Monitoring Alerting Grundlagen
Monitoring & Alerting: Systeme überwachen
Gutes Monitoring zeigt Probleme bevor User sie bemerken. Lernen Sie, wie Sie effektives Monitoring aufbauen.
Die drei Säulen
Observability ├── Metrics → Zahlen über Zeit (CPU, RAM, Requests) ├── Logs → Ereignisse und Fehler └── Traces → Request-Pfad durch System
Wichtige Metriken
| Kategorie | Metriken |
|---|---|
| System | CPU, RAM, Disk, Network I/O |
| Application | Request Rate, Error Rate, Latency |
| Business | Orders/min, Active Users, Revenue |
| Database | Connections, Query Time, Cache Hit Rate |
RED Method (Services)
R - Rate: Requests pro Sekunde
E - Errors: Fehler pro Sekunde
D - Duration: Latenz (p50, p95, p99)
# Prometheus Queries
# Rate
rate(http_requests_total[5m])
# Errors
rate(http_requests_total{status=~"5.."}[5m])
/ rate(http_requests_total[5m])
# Duration
histogram_quantile(0.95, rate(http_request_duration_seconds_bucket[5m]))
USE Method (Resources)
U - Utilization: Wie viel wird genutzt (%) S - Saturation: Wie überlastet (Queue-Länge) E - Errors: Fehleranzahl # CPU Utilization: CPU usage % Saturation: Load average / CPU cores Errors: CPU errors (selten) # Disk Utilization: Disk usage % Saturation: I/O wait Errors: Disk errors
Prometheus + Grafana Setup
# docker-compose.yml
services:
prometheus:
image: prom/prometheus
volumes:
- ./prometheus.yml:/etc/prometheus/prometheus.yml
ports:
- "9090:9090"
grafana:
image: grafana/grafana
ports:
- "3000:3000"
volumes:
- grafana-data:/var/lib/grafana
volumes:
grafana-data:
# prometheus.yml
global:
scrape_interval: 15s
scrape_configs:
- job_name: 'node'
static_configs:
- targets: ['node-exporter:9100']
- job_name: 'app'
static_configs:
- targets: ['app:8080']
Application Metrics (Node.js)

§ **Gegebene Daten**
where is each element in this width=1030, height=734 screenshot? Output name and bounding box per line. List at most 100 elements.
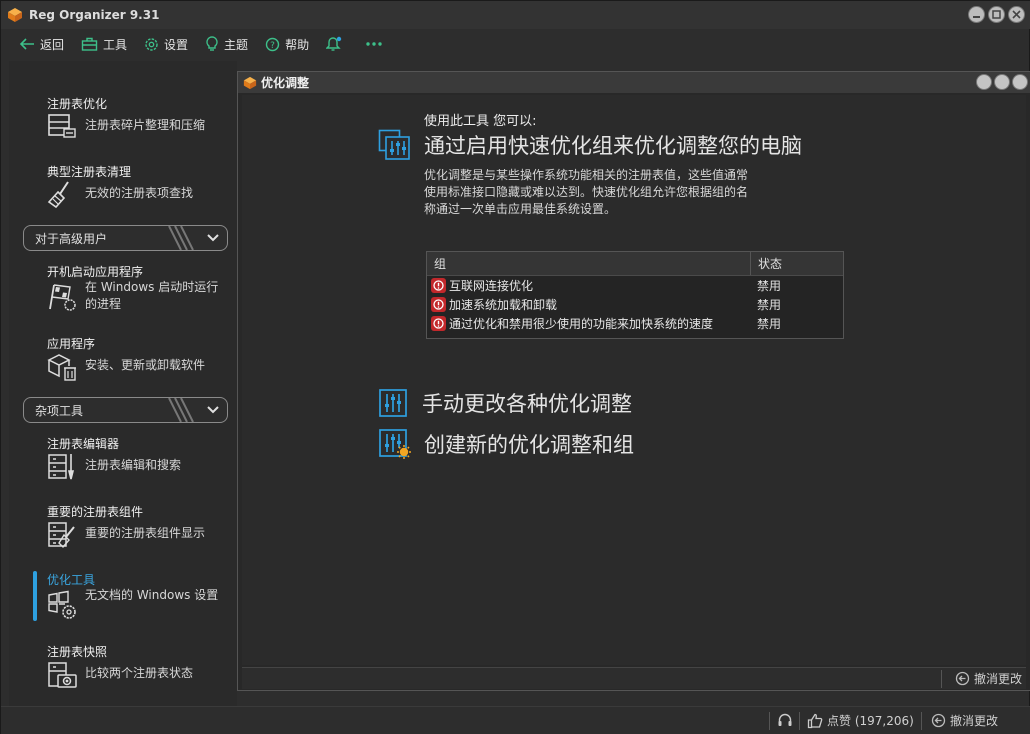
sidebar-item-startup[interactable]: 开机启动应用程序 在 Windows 启动时运行的进程 (9, 257, 237, 319)
more-button[interactable] (365, 41, 388, 47)
registry-defrag-icon (48, 114, 76, 138)
child-minimize-button[interactable] (976, 74, 992, 90)
error-icon (431, 316, 446, 331)
sidebar-item-tweaks[interactable]: 优化工具 无文档的 Windows 设置 (9, 565, 237, 627)
app-logo-icon (243, 76, 257, 89)
likes-count: 点赞 (197,206) (827, 714, 914, 728)
sidebar-item-title: 重要的注册表组件 (47, 505, 144, 519)
status-bar: 点赞 (197,206) 撤消更改 (1, 706, 1030, 734)
tweaks-window: 优化调整 使用此工具 您可以: 通过启用快速优化组来优化调整您的电脑 优化调整是… (237, 71, 1030, 691)
headset-icon (778, 713, 792, 726)
error-icon (431, 278, 446, 293)
child-maximize-button[interactable] (994, 74, 1010, 90)
group-header-label: 杂项工具 (35, 403, 84, 418)
sliders-icon (379, 389, 407, 417)
sliders-stack-icon (378, 129, 410, 160)
undo-label: 撤消更改 (950, 714, 999, 728)
sliders-sun-icon (379, 429, 411, 459)
undo-label: 撤消更改 (973, 672, 1022, 686)
undo-icon (931, 713, 946, 728)
chevron-down-icon (207, 234, 219, 242)
title-bar: Reg Organizer 9.31 (1, 1, 1030, 29)
sidebar-item-desc: 注册表碎片整理和压缩 (85, 118, 206, 132)
separator (921, 712, 922, 730)
maximize-button[interactable] (988, 6, 1005, 23)
sidebar-item-title: 注册表编辑器 (47, 437, 120, 451)
manual-tweaks-link[interactable]: 手动更改各种优化调整 (378, 388, 632, 418)
registry-components-icon (48, 522, 75, 549)
sidebar-item-title: 开机启动应用程序 (47, 265, 144, 279)
back-label: 返回 (40, 37, 65, 52)
groups-table: 组 状态 互联网连接优化 禁用 加速系统加载和卸载 禁用 通过优化和禁用很少使用… (426, 251, 844, 339)
toolbar: 返回 工具 设置 主题 ? 帮助 (9, 29, 1023, 59)
like-button[interactable]: 点赞 (197,206) (807, 712, 914, 729)
child-close-button[interactable] (1012, 74, 1028, 90)
theme-button[interactable]: 主题 (205, 36, 248, 53)
sidebar-item-title: 应用程序 (47, 337, 96, 351)
toolbox-icon (81, 37, 98, 51)
column-header-status[interactable]: 状态 (751, 252, 841, 275)
sidebar-item-desc: 比较两个注册表状态 (85, 666, 194, 680)
column-header-group[interactable]: 组 (427, 252, 751, 275)
active-indicator (33, 571, 37, 621)
sidebar: 注册表优化 注册表碎片整理和压缩 典型注册表清理 无效的注册表项查找 对于高级用… (9, 61, 237, 706)
sidebar-item-title: 优化工具 (47, 573, 96, 587)
sidebar-item-registry-snapshot[interactable]: 注册表快照 比较两个注册表状态 (9, 637, 237, 693)
stripes-decoration (168, 398, 194, 422)
sidebar-item-title: 注册表优化 (47, 97, 108, 111)
question-circle-icon: ? (265, 37, 280, 51)
undo-changes-button[interactable]: 撤消更改 (955, 670, 1022, 687)
tools-label: 工具 (103, 37, 128, 52)
bell-icon (326, 36, 342, 51)
window-title: Reg Organizer 9.31 (29, 8, 160, 22)
intro-text: 使用此工具 您可以: (424, 114, 537, 129)
sidebar-item-registry-optimize[interactable]: 注册表优化 注册表碎片整理和压缩 (9, 89, 237, 145)
quick-groups-link[interactable]: 通过启用快速优化组来优化调整您的电脑 (378, 129, 802, 161)
tweaks-window-title: 优化调整 (261, 76, 310, 90)
sidebar-item-applications[interactable]: 应用程序 安装、更新或卸载软件 (9, 329, 237, 385)
tweaks-status-bar: 撤消更改 (242, 667, 1026, 689)
notifications-button[interactable] (326, 36, 348, 52)
minimize-button[interactable] (968, 6, 985, 23)
registry-editor-icon (48, 454, 75, 480)
tweaks-description: 优化调整是与某些操作系统功能相关的注册表值，这些值通常使用标准接口隐藏或难以达到… (424, 168, 749, 216)
separator (799, 712, 800, 730)
section-create-tweaks-title: 创建新的优化调整和组 (424, 433, 634, 457)
close-button[interactable] (1008, 6, 1025, 23)
error-icon (431, 297, 446, 312)
tools-button[interactable]: 工具 (81, 36, 127, 53)
camera-icon (48, 662, 77, 688)
table-row[interactable]: 加速系统加载和卸载 禁用 (427, 295, 843, 314)
undo-changes-status-button[interactable]: 撤消更改 (931, 712, 998, 729)
group-status: 禁用 (757, 279, 782, 293)
sidebar-item-registry-editor[interactable]: 注册表编辑器 注册表编辑和搜索 (9, 429, 237, 485)
help-label: 帮助 (285, 37, 310, 52)
sidebar-item-title: 注册表快照 (47, 645, 108, 659)
help-button[interactable]: ? 帮助 (265, 36, 309, 53)
app-logo-icon (8, 8, 22, 22)
table-row[interactable]: 通过优化和禁用很少使用的功能来加快系统的速度 禁用 (427, 314, 843, 333)
sidebar-item-registry-clean[interactable]: 典型注册表清理 无效的注册表项查找 (9, 157, 237, 213)
group-name: 加速系统加载和卸载 (449, 298, 558, 312)
settings-button[interactable]: 设置 (144, 36, 188, 53)
table-row[interactable]: 互联网连接优化 禁用 (427, 276, 843, 295)
chevron-down-icon (207, 406, 219, 414)
tweaks-content: 使用此工具 您可以: 通过启用快速优化组来优化调整您的电脑 优化调整是与某些操作… (242, 95, 1026, 665)
support-button[interactable] (777, 712, 797, 728)
broom-icon (47, 181, 69, 209)
group-header-advanced[interactable]: 对于高级用户 (23, 225, 228, 251)
more-dots-icon (366, 42, 382, 46)
sidebar-item-registry-components[interactable]: 重要的注册表组件 重要的注册表组件显示 (9, 497, 237, 553)
group-header-misc[interactable]: 杂项工具 (23, 397, 228, 423)
separator (941, 670, 942, 688)
startup-flag-icon (49, 284, 76, 311)
sidebar-item-desc: 无效的注册表项查找 (85, 186, 194, 200)
group-header-label: 对于高级用户 (35, 231, 108, 246)
maximize-icon (992, 10, 1001, 19)
window-controls (968, 6, 1025, 23)
create-tweaks-link[interactable]: 创建新的优化调整和组 (378, 428, 634, 460)
svg-text:?: ? (270, 41, 275, 51)
back-button[interactable]: 返回 (19, 36, 64, 53)
sidebar-item-desc: 注册表编辑和搜索 (85, 458, 182, 472)
section-manual-tweaks-title: 手动更改各种优化调整 (422, 392, 632, 416)
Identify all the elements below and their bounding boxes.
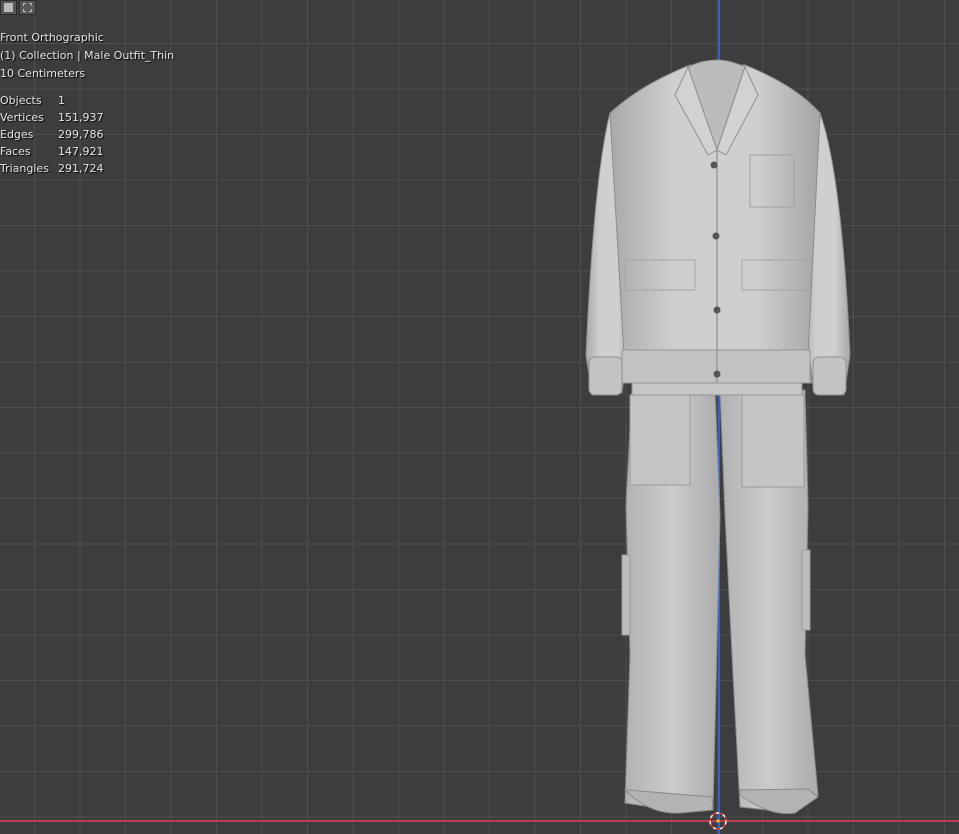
stat-row: Triangles 291,724 [0, 160, 104, 177]
stat-value: 151,937 [58, 111, 104, 124]
stat-label: Vertices [0, 111, 44, 124]
stat-label: Faces [0, 145, 31, 158]
stat-value: 147,921 [58, 145, 104, 158]
select-mode-icon[interactable] [19, 0, 36, 15]
stat-label: Objects [0, 94, 42, 107]
stat-value: 291,724 [58, 162, 104, 175]
3d-viewport[interactable]: Front Orthographic (1) Collection | Male… [0, 0, 959, 834]
stat-label: Edges [0, 128, 34, 141]
stat-row: Objects 1 [0, 92, 104, 109]
stat-row: Vertices 151,937 [0, 109, 104, 126]
stat-label: Triangles [0, 162, 49, 175]
3d-cursor-icon[interactable] [707, 810, 729, 832]
stat-value: 1 [58, 94, 65, 107]
outfit-mesh[interactable] [580, 55, 855, 820]
select-box-icon[interactable] [0, 0, 17, 15]
x-axis-line [0, 820, 959, 822]
viewport-header-buttons [0, 0, 36, 15]
statistics-overlay: Objects 1 Vertices 151,937 Edges 299,786 Fa… [0, 92, 104, 177]
view-name: Front Orthographic [0, 31, 104, 44]
viewport-text-overlay: Front Orthographic (1) Collection | Male… [0, 29, 174, 83]
scale-label: 10 Centimeters [0, 67, 86, 80]
collection-label: (1) Collection | Male Outfit_Thin [0, 49, 175, 62]
stat-row: Faces 147,921 [0, 143, 104, 160]
stat-value: 299,786 [58, 128, 104, 141]
stat-row: Edges 299,786 [0, 126, 104, 143]
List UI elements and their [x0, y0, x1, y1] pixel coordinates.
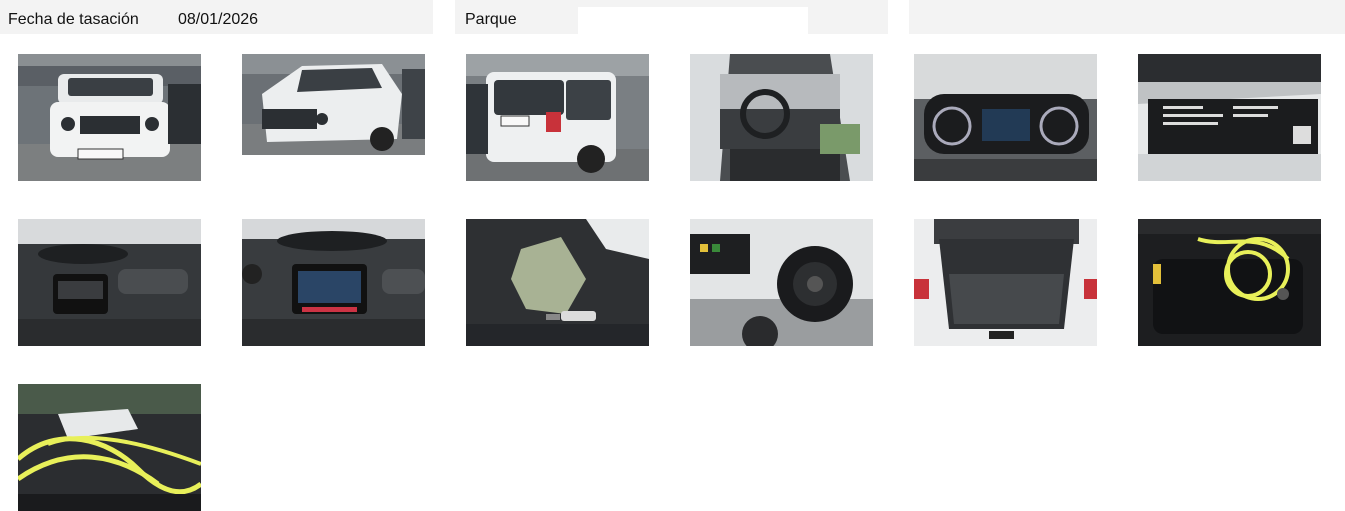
- photo-trunk[interactable]: [914, 219, 1097, 346]
- charging-flap-image: [690, 219, 873, 346]
- park-input[interactable]: [578, 7, 808, 34]
- photo-rear-view[interactable]: [466, 54, 649, 181]
- header-cell-park: Parque: [455, 0, 888, 34]
- photo-fuel-charging-flap[interactable]: [690, 219, 873, 346]
- photo-instrument-cluster[interactable]: [914, 54, 1097, 181]
- header-cell-empty: [909, 0, 1345, 34]
- photo-front-view[interactable]: [18, 54, 201, 181]
- photo-center-console-screen-on[interactable]: [242, 219, 425, 346]
- car-rear-image: [466, 54, 649, 181]
- car-three-quarter-image: [242, 54, 425, 155]
- cable-closeup-image: [18, 384, 201, 511]
- photo-charging-cable-closeup[interactable]: [18, 384, 201, 511]
- interior-dashboard-image: [690, 54, 873, 181]
- park-label: Parque: [465, 11, 517, 28]
- photo-front-three-quarter-view[interactable]: [242, 54, 425, 155]
- instrument-cluster-image: [914, 54, 1097, 181]
- photo-charging-cable-bag[interactable]: [1138, 219, 1321, 346]
- cable-bag-image: [1138, 219, 1321, 346]
- car-front-image: [18, 54, 201, 181]
- appraisal-date-value: 08/01/2026: [178, 11, 259, 28]
- vin-label-image: [1138, 54, 1321, 181]
- photo-interior-dashboard[interactable]: [690, 54, 873, 181]
- appraisal-date-label: Fecha de tasación: [8, 11, 139, 28]
- seat-keys-image: [466, 219, 649, 346]
- photo-vin-label[interactable]: [1138, 54, 1321, 181]
- photo-center-console-screen-off[interactable]: [18, 219, 201, 346]
- center-console-off-image: [18, 219, 201, 346]
- photo-seat-with-keys[interactable]: [466, 219, 649, 346]
- center-console-on-image: [242, 219, 425, 346]
- header-cell-appraisal: Fecha de tasación 08/01/2026: [0, 0, 433, 34]
- trunk-image: [914, 219, 1097, 346]
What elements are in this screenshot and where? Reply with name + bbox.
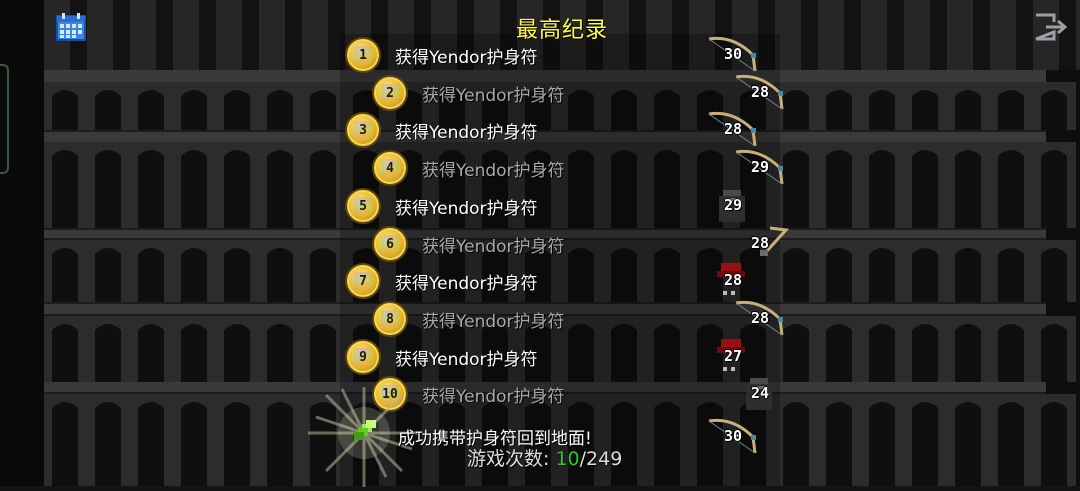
rank-badge-icon: 7 (345, 263, 381, 299)
hero-level-value: 28 (723, 271, 743, 289)
record-description: 获得Yendor护身符 (395, 349, 538, 370)
exit-icon[interactable] (1034, 13, 1070, 45)
rank-number: 5 (359, 198, 367, 214)
calendar-icon[interactable] (56, 13, 86, 45)
record-row[interactable]: 4 获得Yendor护身符 (372, 150, 565, 186)
rank-number: 8 (386, 311, 394, 327)
rank-badge-icon: 8 (372, 301, 408, 337)
rank-badge-icon: 2 (372, 75, 408, 111)
games-played-label: 游戏次数: (467, 448, 550, 470)
hero-level-value: 30 (723, 427, 743, 445)
hero-level-rogue-dagger-icon: 28 (730, 224, 790, 262)
record-row[interactable]: 6 获得Yendor护身符 (372, 226, 565, 262)
record-description: 获得Yendor护身符 (395, 198, 538, 219)
record-description: 获得Yendor护身符 (422, 236, 565, 257)
record-description: 获得Yendor护身符 (422, 160, 565, 181)
rank-badge-icon: 9 (345, 339, 381, 375)
rank-badge-icon: 6 (372, 226, 408, 262)
record-row[interactable]: 2 获得Yendor护身符 (372, 75, 565, 111)
hero-level-value: 28 (723, 120, 743, 138)
record-row[interactable]: 1 获得Yendor护身符 (345, 37, 538, 73)
rank-number: 4 (386, 160, 394, 176)
hero-level-huntress-bow-icon: 30 (703, 35, 763, 73)
hero-level-value: 28 (750, 83, 770, 101)
hero-level-value: 30 (723, 45, 743, 63)
rank-number: 6 (386, 236, 394, 252)
record-description: 获得Yendor护身符 (422, 386, 565, 407)
green-gem-icon (352, 420, 382, 448)
page-title: 最高纪录 (515, 18, 608, 43)
rank-number: 3 (359, 122, 367, 138)
record-row[interactable]: 8 获得Yendor护身符 (372, 301, 565, 337)
rank-number: 1 (359, 47, 367, 63)
hero-level-value: 29 (723, 196, 743, 214)
rank-number: 2 (386, 85, 394, 101)
record-description: 获得Yendor护身符 (395, 273, 538, 294)
hero-level-value: 27 (723, 347, 743, 365)
hero-level-value: 28 (750, 234, 770, 252)
rank-number: 9 (359, 349, 367, 365)
games-played-counter: 游戏次数: 10/249 (467, 444, 622, 471)
hero-level-value: 24 (750, 384, 770, 402)
hero-level-mage-hat-icon: 28 (703, 261, 763, 299)
side-panel-tab[interactable] (0, 64, 9, 174)
games-played-total: /249 (579, 448, 623, 470)
hero-level-value: 29 (750, 158, 770, 176)
hero-level-huntress-bow-icon: 29 (730, 148, 790, 186)
hero-level-warrior-helmet-icon: 29 (703, 186, 763, 224)
hero-level-value: 28 (750, 309, 770, 327)
hero-level-mage-hat-icon: 27 (703, 337, 763, 375)
record-description: 获得Yendor护身符 (422, 311, 565, 332)
hero-level-huntress-bow-icon: 28 (730, 73, 790, 111)
rank-number: 7 (359, 273, 367, 289)
record-row[interactable]: 7 获得Yendor护身符 (345, 263, 538, 299)
games-played-current: 10 (555, 448, 580, 470)
rank-badge-icon: 1 (345, 37, 381, 73)
hero-level-huntress-bow-icon: 28 (703, 110, 763, 148)
rank-badge-icon: 3 (345, 112, 381, 148)
rank-badge-icon: 5 (345, 188, 381, 224)
record-description: 获得Yendor护身符 (422, 85, 565, 106)
hero-level-warrior-helmet-icon: 24 (730, 374, 790, 412)
record-description: 获得Yendor护身符 (395, 122, 538, 143)
latest-run-level: 30 (703, 417, 763, 455)
record-row[interactable]: 9 获得Yendor护身符 (345, 339, 538, 375)
rank-badge-icon: 4 (372, 150, 408, 186)
record-row[interactable]: 3 获得Yendor护身符 (345, 112, 538, 148)
record-description: 获得Yendor护身符 (395, 47, 538, 68)
hero-level-huntress-bow-icon: 28 (730, 299, 790, 337)
record-row[interactable]: 5 获得Yendor护身符 (345, 188, 538, 224)
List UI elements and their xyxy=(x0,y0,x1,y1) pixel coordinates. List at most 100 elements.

§ **Aufgaben**
a: Formulieren Sie den Absatz der Quelle, der mit „U - Utilization“ beginnt, als Liste um und behalten Sie seine wesentlichen Angaben bei.
b: Formatieren Sie den Abschnitt der Zeilen (nicht der Quelle), der mit der Zeile beginnt, die „rank-badge-icon: 7 (345, 263, 381, 299)“ enthält, und mit der Zeile endet, die „rank-number: 3 (359, 122, 367, 138)“ enthält, als JSON-Liste von Strings mit einem String pro Zeile.

§ **Lösungen**
a:
- Utilization: wie viel genutzt wird (%)
- Saturation: wie stark überlastet (Queue-Länge)
- Errors: Fehleranzahl
- CPU: Utilization = CPU usage %, Saturation = Load average / CPU cores, Errors = CPU errors (selten)
- Disk: Utilization = Disk usage %, Saturation = I/O wait, Errors = Disk errors

b:
[
  "rank-badge-icon: 7 (345, 263, 381, 299)",
  "hero-level-value: 28 (723, 271, 743, 289)",
  "record-description: 获得Yendor护身符 (395, 349, 538, 370)",
  "exit-icon[interactable] (1034, 13, 1070, 45)",
  "rank-number: 5 (359, 198, 367, 214)",
  "calendar-icon[interactable] (56, 13, 86, 45)",
  "record-row[interactable]: 4 获得Yendor护身符 (372, 150, 565, 186)",
  "rank-number: 8 (386, 311, 394, 327)",
  "rank-badge-icon: 8 (372, 301, 408, 337)",
  "rank-badge-icon: 2 (372, 75, 408, 111)",
  "games-played-label: 游戏次数: (467, 448, 550, 470)",
  "hero-level-value: 30 (723, 427, 743, 445)",
  "hero-level-rogue-dagger-icon: 28 (730, 224, 790, 262)",
  "record-row[interactable]: 6 获得Yendor护身符 (372, 226, 565, 262)",
  "record-description: 获得Yendor护身符 (395, 198, 538, 219)",
  "record-description: 获得Yendor护身符 (422, 236, 565, 257)",
  "record-description: 获得Yendor护身符 (422, 160, 565, 181)",
  "rank-badge-icon: 9 (345, 339, 381, 375)",
  "rank-badge-icon: 6 (372, 226, 408, 262)",
  "record-row[interactable]: 2 获得Yendor护身符 (372, 75, 565, 111)",
  "hero-level-value: 28 (723, 120, 743, 138)",
  "record-row[interactable]: 1 获得Yendor护身符 (345, 37, 538, 73)",
  "rank-number: 4 (386, 160, 394, 176)",
  "hero-level-huntress-bow-icon: 30 (703, 35, 763, 73)",
  "hero-level-value: 28 (750, 83, 770, 101)",
  "hero-level-value: 30 (723, 45, 743, 63)",
  "rank-number: 6 (386, 236, 394, 252)",
  "record-description: 获得Yendor护身符 (422, 386, 565, 407)",
  "green-gem-icon (352, 420, 382, 448)",
  "page-title: 最高纪录 (515, 18, 608, 43)",
  "rank-number: 3 (359, 122, 367, 138)"
]